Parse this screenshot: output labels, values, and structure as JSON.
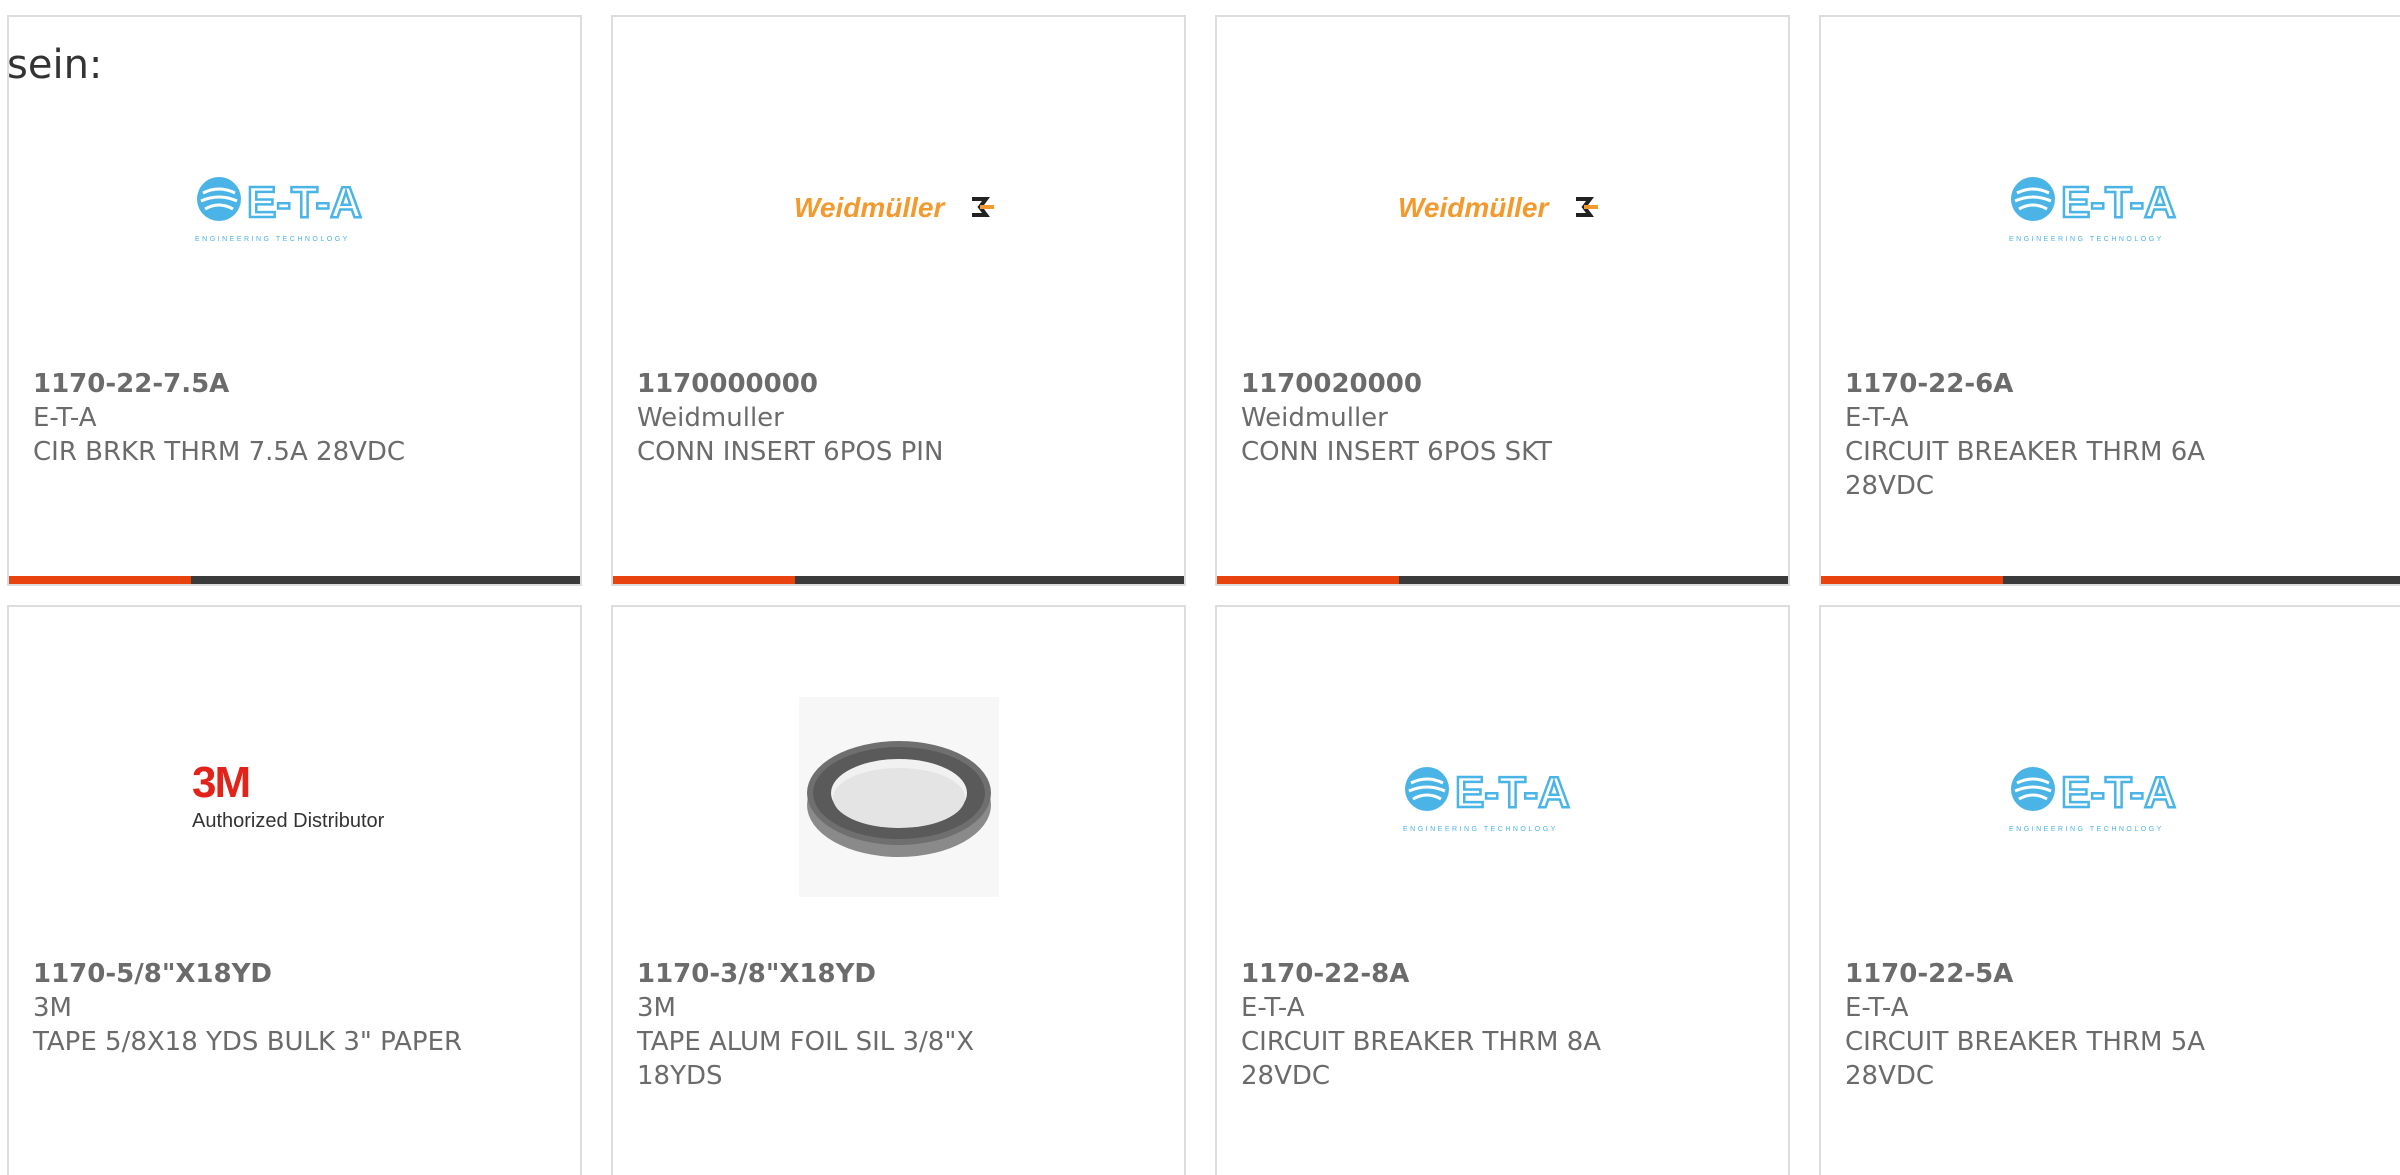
{
  "intro_text": "sein:",
  "colors": {
    "accent_bar": "#e8420f",
    "dark_bar": "#3a3a3a",
    "eta_blue": "#4ab4e6",
    "weidmuller_orange": "#f29a2e",
    "brand_3m_red": "#e2231a"
  },
  "products": [
    {
      "part_number": "1170-22-7.5A",
      "manufacturer": "E-T-A",
      "description": "CIR BRKR THRM 7.5A 28VDC",
      "logo": "eta-logo",
      "logo_text": "E-T-A",
      "logo_subtext": "ENGINEERING TECHNOLOGY"
    },
    {
      "part_number": "1170000000",
      "manufacturer": "Weidmuller",
      "description": "CONN INSERT 6POS PIN",
      "logo": "weidmuller-logo",
      "logo_text": "Weidmüller"
    },
    {
      "part_number": "1170020000",
      "manufacturer": "Weidmuller",
      "description": "CONN INSERT 6POS SKT",
      "logo": "weidmuller-logo",
      "logo_text": "Weidmüller"
    },
    {
      "part_number": "1170-22-6A",
      "manufacturer": "E-T-A",
      "description": "CIRCUIT BREAKER THRM 6A 28VDC",
      "logo": "eta-logo",
      "logo_text": "E-T-A",
      "logo_subtext": "ENGINEERING TECHNOLOGY"
    },
    {
      "part_number": "1170-5/8\"X18YD",
      "manufacturer": "3M",
      "description": "TAPE 5/8X18 YDS BULK 3\" PAPER",
      "logo": "3m-authorized-distributor-logo",
      "logo_text": "3M",
      "logo_subtext": "Authorized Distributor"
    },
    {
      "part_number": "1170-3/8\"X18YD",
      "manufacturer": "3M",
      "description": "TAPE ALUM FOIL SIL 3/8\"X 18YDS",
      "logo": "tape-roll-image"
    },
    {
      "part_number": "1170-22-8A",
      "manufacturer": "E-T-A",
      "description": "CIRCUIT BREAKER THRM 8A 28VDC",
      "logo": "eta-logo",
      "logo_text": "E-T-A",
      "logo_subtext": "ENGINEERING TECHNOLOGY"
    },
    {
      "part_number": "1170-22-5A",
      "manufacturer": "E-T-A",
      "description": "CIRCUIT BREAKER THRM 5A 28VDC",
      "logo": "eta-logo",
      "logo_text": "E-T-A",
      "logo_subtext": "ENGINEERING TECHNOLOGY"
    }
  ]
}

━━━━━━━━━━━━━━━━

§ GIVEN PROBLEM
Go through the entries above and pull out each line with "BREAKER" in it.

§ ANSWER FOR THIS EXERCISE
      "description": "CIRCUIT BREAKER THRM 6A 28VDC",
      "description": "CIRCUIT BREAKER THRM 8A 28VDC",
      "description": "CIRCUIT BREAKER THRM 5A 28VDC",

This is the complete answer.